▸ TO DO
Please print every record exactly as it stands, leaving out the pictures.

▸ DATA EXTRACTS
..........

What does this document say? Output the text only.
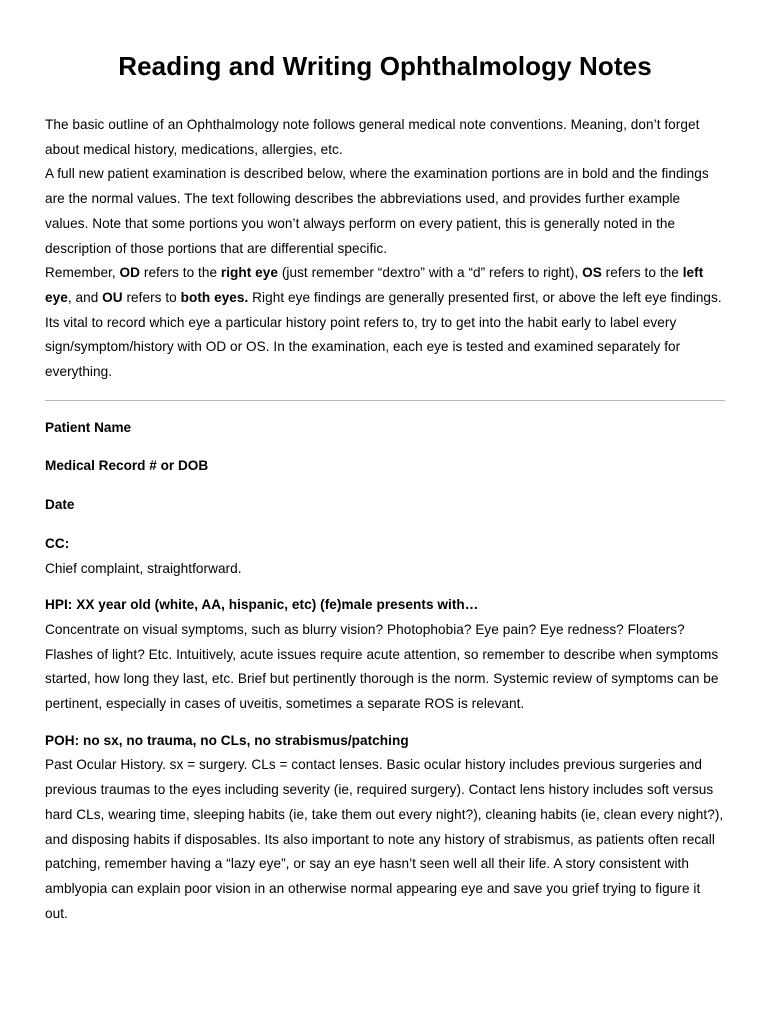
Reading and Writing Ophthalmology Notes

The basic outline of an Ophthalmology note follows general medical note conventions. Meaning, don’t forget about medical history, medications, allergies, etc.

A full new patient examination is described below, where the examination portions are in bold and the findings are the normal values. The text following describes the abbreviations used, and provides further example values. Note that some portions you won’t always perform on every patient, this is generally noted in the description of those portions that are differential specific.

Remember, OD refers to the right eye (just remember “dextro” with a “d” refers to right), OS refers to the left eye, and OU refers to both eyes. Right eye findings are generally presented first, or above the left eye findings. Its vital to record which eye a particular history point refers to, try to get into the habit early to label every sign/symptom/history with OD or OS. In the examination, each eye is tested and examined separately for everything.

Patient Name

Medical Record # or DOB

Date

CC:

Chief complaint, straightforward.

HPI: XX year old (white, AA, hispanic, etc) (fe)male presents with…

Concentrate on visual symptoms, such as blurry vision? Photophobia? Eye pain? Eye redness? Floaters? Flashes of light? Etc. Intuitively, acute issues require acute attention, so remember to describe when symptoms started, how long they last, etc. Brief but pertinently thorough is the norm. Systemic review of symptoms can be pertinent, especially in cases of uveitis, sometimes a separate ROS is relevant.

POH: no sx, no trauma, no CLs, no strabismus/patching

Past Ocular History. sx = surgery. CLs = contact lenses. Basic ocular history includes previous surgeries and previous traumas to the eyes including severity (ie, required surgery). Contact lens history includes soft versus hard CLs, wearing time, sleeping habits (ie, take them out every night?), cleaning habits (ie, clean every night?), and disposing habits if disposables. Its also important to note any history of strabismus, as patients often recall patching, remember having a “lazy eye”, or say an eye hasn’t seen well all their life. A story consistent with amblyopia can explain poor vision in an otherwise normal appearing eye and save you grief trying to figure it out.
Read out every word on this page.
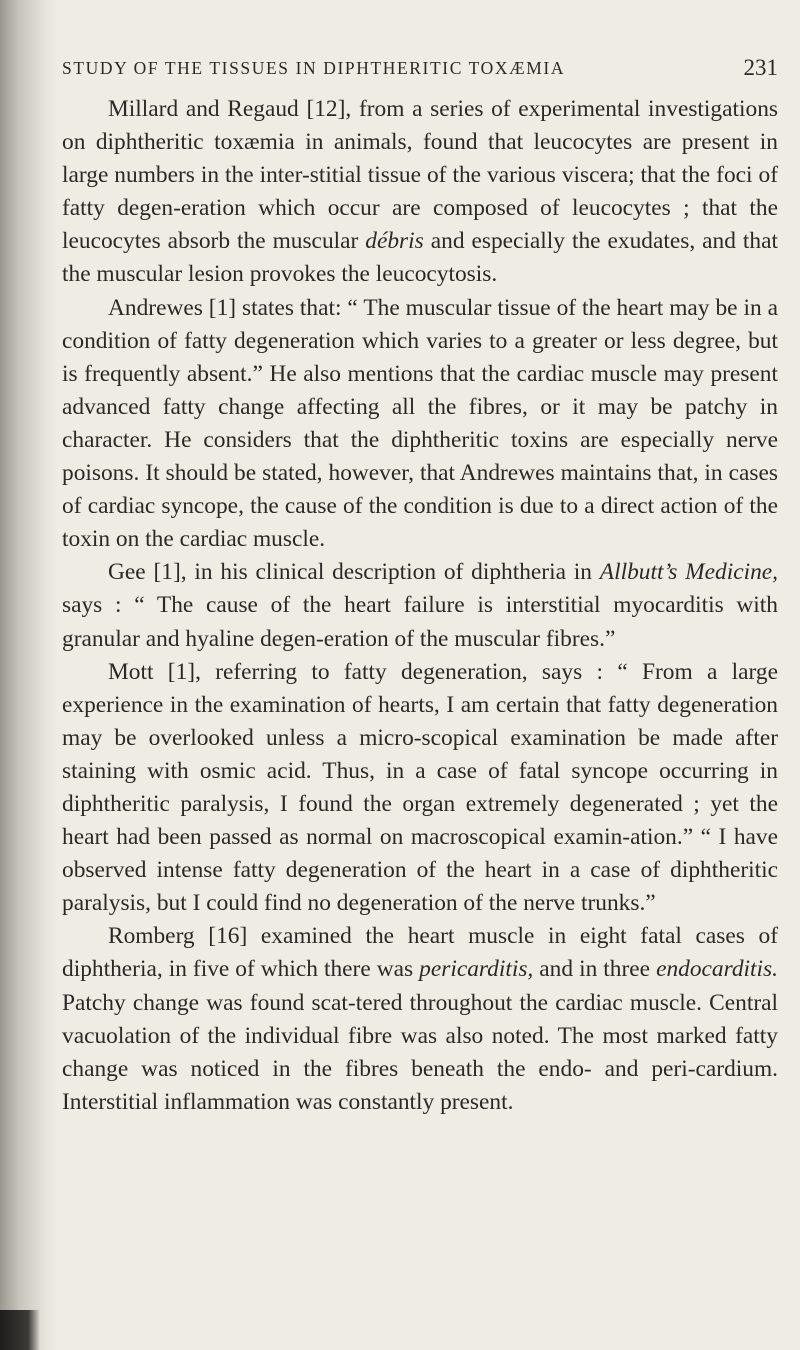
STUDY OF THE TISSUES IN DIPHTHERITIC TOXÆMIA	231

Millard and Regaud [12], from a series of experimental investigations on diphtheritic toxæmia in animals, found that leucocytes are present in large numbers in the inter-stitial tissue of the various viscera; that the foci of fatty degen-eration which occur are composed of leucocytes ; that the leucocytes absorb the muscular débris and especially the exudates, and that the muscular lesion provokes the leucocytosis.

Andrewes [1] states that: “ The muscular tissue of the heart may be in a condition of fatty degeneration which varies to a greater or less degree, but is frequently absent.” He also mentions that the cardiac muscle may present advanced fatty change affecting all the fibres, or it may be patchy in character. He considers that the diphtheritic toxins are especially nerve poisons. It should be stated, however, that Andrewes maintains that, in cases of cardiac syncope, the cause of the condition is due to a direct action of the toxin on the cardiac muscle.

Gee [1], in his clinical description of diphtheria in Allbutt’s Medicine, says : “ The cause of the heart failure is interstitial myocarditis with granular and hyaline degen-eration of the muscular fibres.”

Mott [1], referring to fatty degeneration, says : “ From a large experience in the examination of hearts, I am certain that fatty degeneration may be overlooked unless a micro-scopical examination be made after staining with osmic acid. Thus, in a case of fatal syncope occurring in diphtheritic paralysis, I found the organ extremely degenerated ; yet the heart had been passed as normal on macroscopical examin-ation.” “ I have observed intense fatty degeneration of the heart in a case of diphtheritic paralysis, but I could find no degeneration of the nerve trunks.”

Romberg [16] examined the heart muscle in eight fatal cases of diphtheria, in five of which there was pericarditis, and in three endocarditis. Patchy change was found scat-tered throughout the cardiac muscle. Central vacuolation of the individual fibre was also noted. The most marked fatty change was noticed in the fibres beneath the endo- and peri-cardium. Interstitial inflammation was constantly present.
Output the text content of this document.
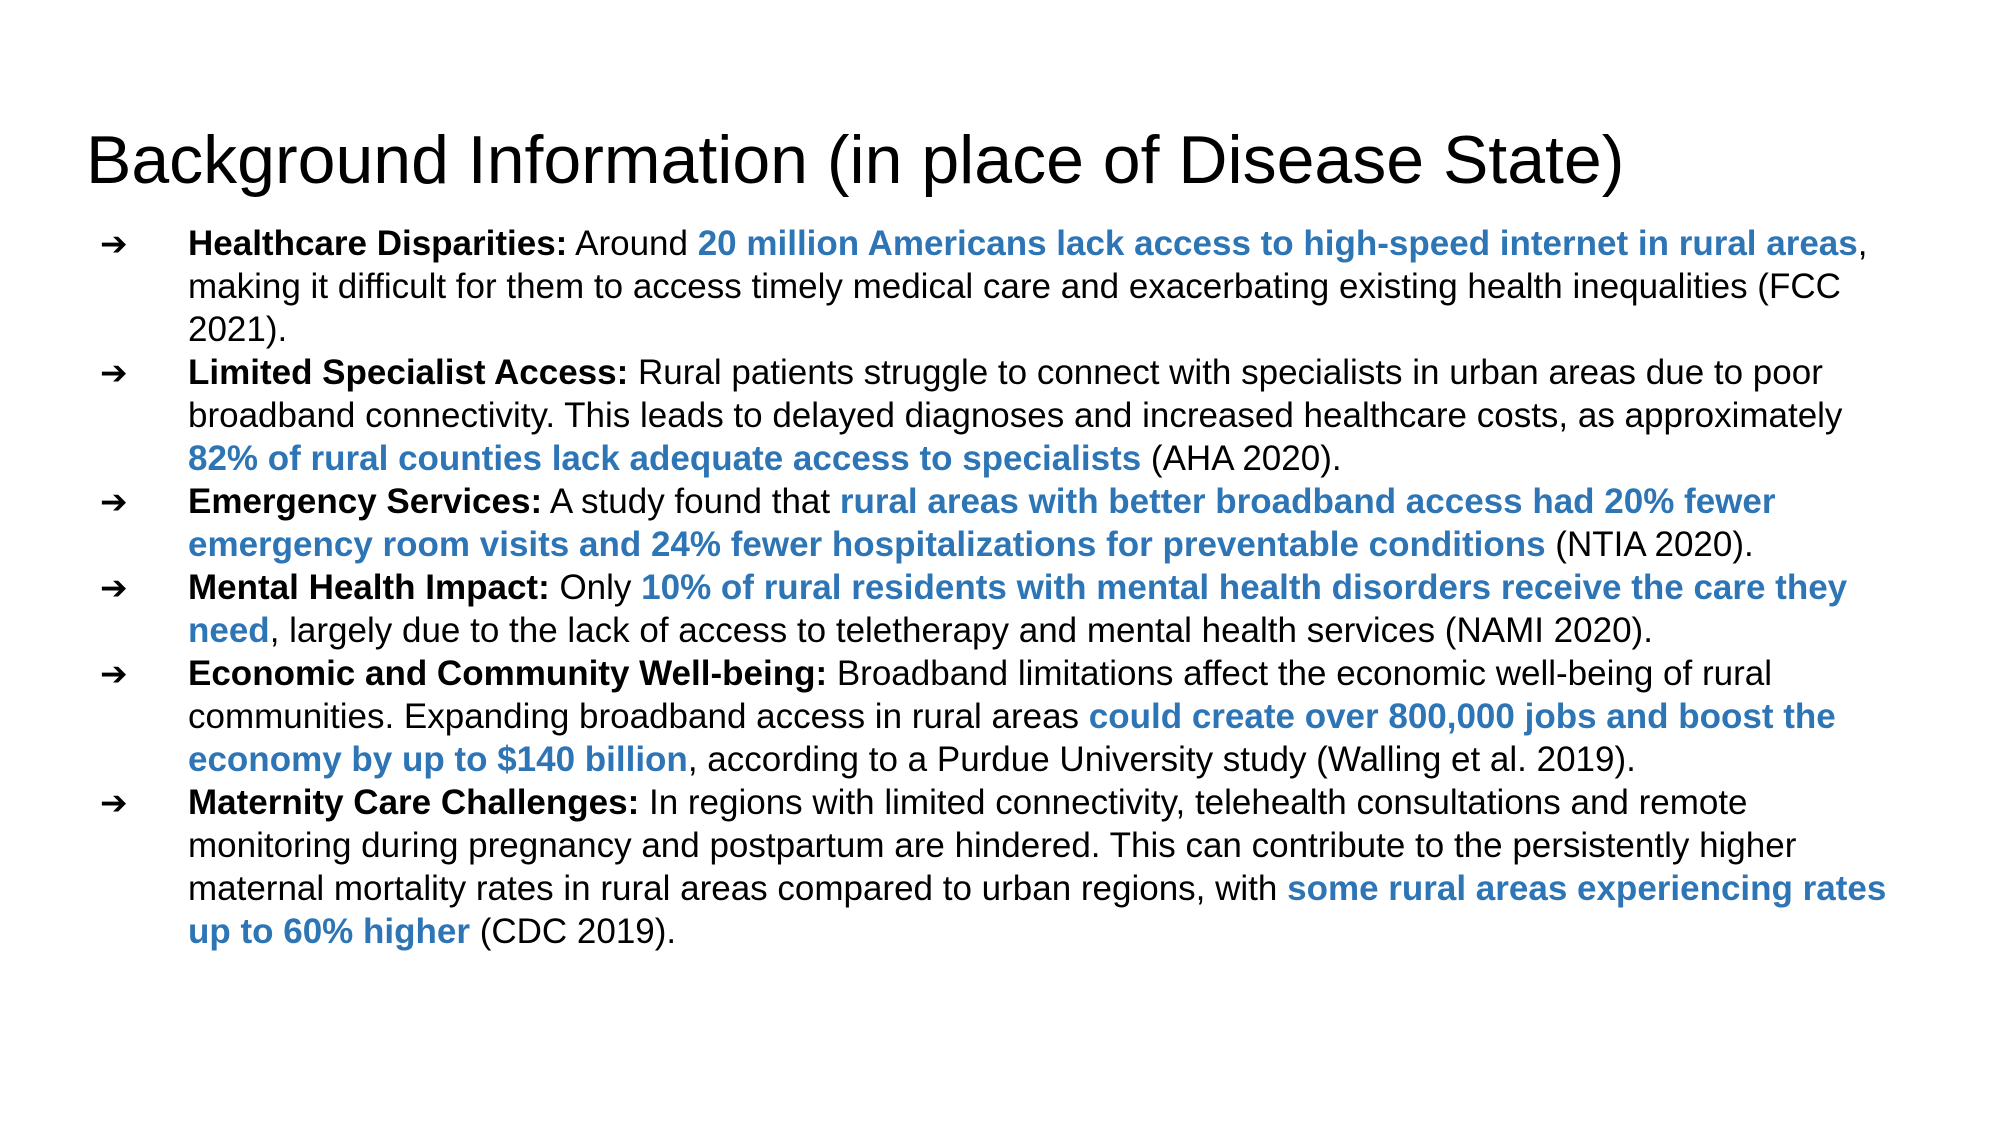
Background Information (in place of Disease State)
➔	Healthcare Disparities: Around 20 million Americans lack access to high-speed internet in rural areas, making it difficult for them to access timely medical care and exacerbating existing health inequalities (FCC 2021).
➔	Limited Specialist Access: Rural patients struggle to connect with specialists in urban areas due to poor broadband connectivity. This leads to delayed diagnoses and increased healthcare costs, as approximately 82% of rural counties lack adequate access to specialists (AHA 2020).
➔	Emergency Services: A study found that rural areas with better broadband access had 20% fewer emergency room visits and 24% fewer hospitalizations for preventable conditions (NTIA 2020).
➔	Mental Health Impact: Only 10% of rural residents with mental health disorders receive the care they need, largely due to the lack of access to teletherapy and mental health services (NAMI 2020).
➔	Economic and Community Well-being: Broadband limitations affect the economic well-being of rural communities. Expanding broadband access in rural areas could create over 800,000 jobs and boost the economy by up to $140 billion, according to a Purdue University study (Walling et al. 2019).
➔	Maternity Care Challenges: In regions with limited connectivity, telehealth consultations and remote monitoring during pregnancy and postpartum are hindered. This can contribute to the persistently higher maternal mortality rates in rural areas compared to urban regions, with some rural areas experiencing rates up to 60% higher (CDC 2019).
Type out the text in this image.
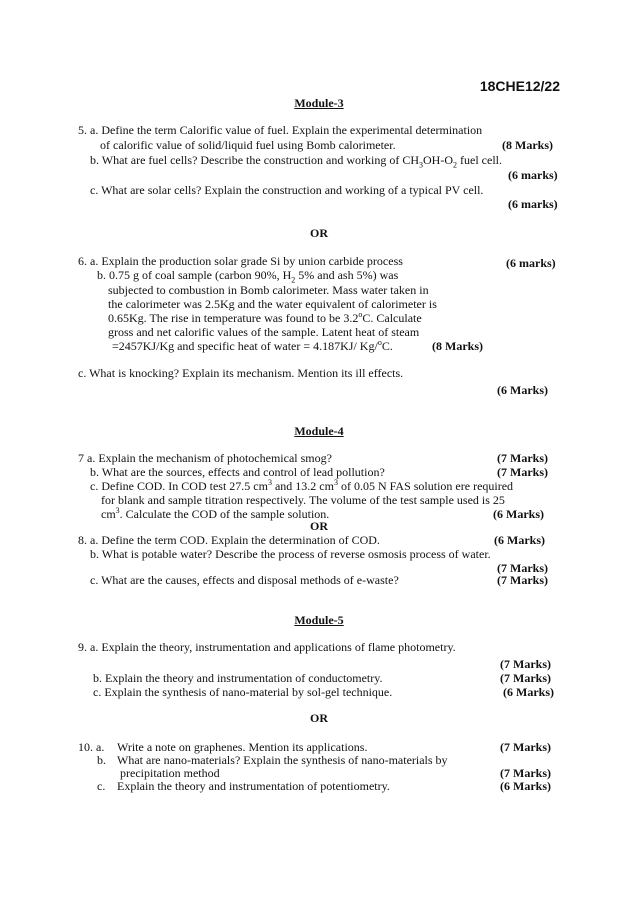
18CHE12/22
Module-3
5. a. Define the term Calorific value of fuel. Explain the experimental determination
of calorific value of solid/liquid fuel using Bomb calorimeter.	(8 Marks)
b. What are fuel cells? Describe the construction and working of $CH_3OH-O_2$ fuel cell.
(6 marks)
c. What are solar cells? Explain the construction and working of a typical PV cell.
(6 marks)
OR
6. a. Explain the production solar grade Si by union carbide process	(6 marks)
b. 0.75 g of coal sample (carbon 90%, $H_2$ 5% and ash 5%) was
subjected to combustion in Bomb calorimeter. Mass water taken in
the calorimeter was 2.5Kg and the water equivalent of calorimeter is
0.65Kg. The rise in temperature was found to be 3.2$^o$C. Calculate
gross and net calorific values of the sample. Latent heat of steam
=2457KJ/Kg and specific heat of water = 4.187KJ/ Kg/$^o$C.	(8 Marks)
c. What is knocking? Explain its mechanism. Mention its ill effects.
(6 Marks)
Module-4
7 a. Explain the mechanism of photochemical smog?	(7 Marks)
b. What are the sources, effects and control of lead pollution?	(7 Marks)
c. Define COD. In COD test 27.5 $cm^3$ and 13.2 $cm^3$ of 0.05 N FAS solution ere required
for blank and sample titration respectively. The volume of the test sample used is 25
$cm^3$. Calculate the COD of the sample solution.	(6 Marks)
OR
8. a. Define the term COD. Explain the determination of COD.	(6 Marks)
b. What is potable water? Describe the process of reverse osmosis process of water.
(7 Marks)
c. What are the causes, effects and disposal methods of e-waste?	(7 Marks)
Module-5
9. a. Explain the theory, instrumentation and applications of flame photometry.
(7 Marks)
b. Explain the theory and instrumentation of conductometry.	(7 Marks)
c. Explain the synthesis of nano-material by sol-gel technique.	(6 Marks)
OR
10. a. Write a note on graphenes. Mention its applications.	(7 Marks)
b. What are nano-materials? Explain the synthesis of nano-materials by
precipitation method	(7 Marks)
c. Explain the theory and instrumentation of potentiometry.	(6 Marks)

..........

▸ OUTPUT
What does this document say? Output the text only.
Reading and Writing Ophthalmology Notes

The basic outline of an Ophthalmology note follows general medical note conventions. Meaning, don’t forget about medical history, medications, allergies, etc.

A full new patient examination is described below, where the examination portions are in bold and the findings are the normal values. The text following describes the abbreviations used, and provides further example values. Note that some portions you won’t always perform on every patient, this is generally noted in the description of those portions that are differential specific.

Remember, OD refers to the right eye (just remember “dextro” with a “d” refers to right), OS refers to the left eye, and OU refers to both eyes. Right eye findings are generally presented first, or above the left eye findings. Its vital to record which eye a particular history point refers to, try to get into the habit early to label every sign/symptom/history with OD or OS. In the examination, each eye is tested and examined separately for everything.

Patient Name

Medical Record # or DOB

Date

CC:

Chief complaint, straightforward.

HPI: XX year old (white, AA, hispanic, etc) (fe)male presents with…

Concentrate on visual symptoms, such as blurry vision? Photophobia? Eye pain? Eye redness? Floaters? Flashes of light? Etc. Intuitively, acute issues require acute attention, so remember to describe when symptoms started, how long they last, etc. Brief but pertinently thorough is the norm. Systemic review of symptoms can be pertinent, especially in cases of uveitis, sometimes a separate ROS is relevant.

POH: no sx, no trauma, no CLs, no strabismus/patching

Past Ocular History. sx = surgery. CLs = contact lenses. Basic ocular history includes previous surgeries and previous traumas to the eyes including severity (ie, required surgery). Contact lens history includes soft versus hard CLs, wearing time, sleeping habits (ie, take them out every night?), cleaning habits (ie, clean every night?), and disposing habits if disposables. Its also important to note any history of strabismus, as patients often recall patching, remember having a “lazy eye”, or say an eye hasn’t seen well all their life. A story consistent with amblyopia can explain poor vision in an otherwise normal appearing eye and save you grief trying to figure it out.
Read out every word on this page.
STUDY OF THE TISSUES IN DIPHTHERITIC TOXÆMIA	231

Millard and Regaud [12], from a series of experimental investigations on diphtheritic toxæmia in animals, found that leucocytes are present in large numbers in the inter-stitial tissue of the various viscera; that the foci of fatty degen-eration which occur are composed of leucocytes ; that the leucocytes absorb the muscular débris and especially the exudates, and that the muscular lesion provokes the leucocytosis.

Andrewes [1] states that: “ The muscular tissue of the heart may be in a condition of fatty degeneration which varies to a greater or less degree, but is frequently absent.” He also mentions that the cardiac muscle may present advanced fatty change affecting all the fibres, or it may be patchy in character. He considers that the diphtheritic toxins are especially nerve poisons. It should be stated, however, that Andrewes maintains that, in cases of cardiac syncope, the cause of the condition is due to a direct action of the toxin on the cardiac muscle.

Gee [1], in his clinical description of diphtheria in Allbutt’s Medicine, says : “ The cause of the heart failure is interstitial myocarditis with granular and hyaline degen-eration of the muscular fibres.”

Mott [1], referring to fatty degeneration, says : “ From a large experience in the examination of hearts, I am certain that fatty degeneration may be overlooked unless a micro-scopical examination be made after staining with osmic acid. Thus, in a case of fatal syncope occurring in diphtheritic paralysis, I found the organ extremely degenerated ; yet the heart had been passed as normal on macroscopical examin-ation.” “ I have observed intense fatty degeneration of the heart in a case of diphtheritic paralysis, but I could find no degeneration of the nerve trunks.”

Romberg [16] examined the heart muscle in eight fatal cases of diphtheria, in five of which there was pericarditis, and in three endocarditis. Patchy change was found scat-tered throughout the cardiac muscle. Central vacuolation of the individual fibre was also noted. The most marked fatty change was noticed in the fibres beneath the endo- and peri-cardium. Interstitial inflammation was constantly present.
Output the text content of this document.
Background Information (in place of Disease State)
➔	Healthcare Disparities: Around 20 million Americans lack access to high-speed internet in rural areas, making it difficult for them to access timely medical care and exacerbating existing health inequalities (FCC 2021).
➔	Limited Specialist Access: Rural patients struggle to connect with specialists in urban areas due to poor broadband connectivity. This leads to delayed diagnoses and increased healthcare costs, as approximately 82% of rural counties lack adequate access to specialists (AHA 2020).
➔	Emergency Services: A study found that rural areas with better broadband access had 20% fewer emergency room visits and 24% fewer hospitalizations for preventable conditions (NTIA 2020).
➔	Mental Health Impact: Only 10% of rural residents with mental health disorders receive the care they need, largely due to the lack of access to teletherapy and mental health services (NAMI 2020).
➔	Economic and Community Well-being: Broadband limitations affect the economic well-being of rural communities. Expanding broadband access in rural areas could create over 800,000 jobs and boost the economy by up to $140 billion, according to a Purdue University study (Walling et al. 2019).
➔	Maternity Care Challenges: In regions with limited connectivity, telehealth consultations and remote monitoring during pregnancy and postpartum are hindered. This can contribute to the persistently higher maternal mortality rates in rural areas compared to urban regions, with some rural areas experiencing rates up to 60% higher (CDC 2019).
Type out the text in this image.
18CHE12/22
Module-3
5. a. Define the term Calorific value of fuel. Explain the experimental determination
of calorific value of solid/liquid fuel using Bomb calorimeter.	(8 Marks)
b. What are fuel cells? Describe the construction and working of $CH_3OH-O_2$ fuel cell.
(6 marks)
c. What are solar cells? Explain the construction and working of a typical PV cell.
(6 marks)
OR
6. a. Explain the production solar grade Si by union carbide process	(6 marks)
b. 0.75 g of coal sample (carbon 90%, $H_2$ 5% and ash 5%) was
subjected to combustion in Bomb calorimeter. Mass water taken in
the calorimeter was 2.5Kg and the water equivalent of calorimeter is
0.65Kg. The rise in temperature was found to be 3.2$^o$C. Calculate
gross and net calorific values of the sample. Latent heat of steam
=2457KJ/Kg and specific heat of water = 4.187KJ/ Kg/$^o$C.	(8 Marks)
c. What is knocking? Explain its mechanism. Mention its ill effects.
(6 Marks)
Module-4
7 a. Explain the mechanism of photochemical smog?	(7 Marks)
b. What are the sources, effects and control of lead pollution?	(7 Marks)
c. Define COD. In COD test 27.5 $cm^3$ and 13.2 $cm^3$ of 0.05 N FAS solution ere required
for blank and sample titration respectively. The volume of the test sample used is 25
$cm^3$. Calculate the COD of the sample solution.	(6 Marks)
OR
8. a. Define the term COD. Explain the determination of COD.	(6 Marks)
b. What is potable water? Describe the process of reverse osmosis process of water.
(7 Marks)
c. What are the causes, effects and disposal methods of e-waste?	(7 Marks)
Module-5
9. a. Explain the theory, instrumentation and applications of flame photometry.
(7 Marks)
b. Explain the theory and instrumentation of conductometry.	(7 Marks)
c. Explain the synthesis of nano-material by sol-gel technique.	(6 Marks)
OR
10. a. Write a note on graphenes. Mention its applications.	(7 Marks)
b. What are nano-materials? Explain the synthesis of nano-materials by
precipitation method	(7 Marks)
c. Explain the theory and instrumentation of potentiometry.	(6 Marks)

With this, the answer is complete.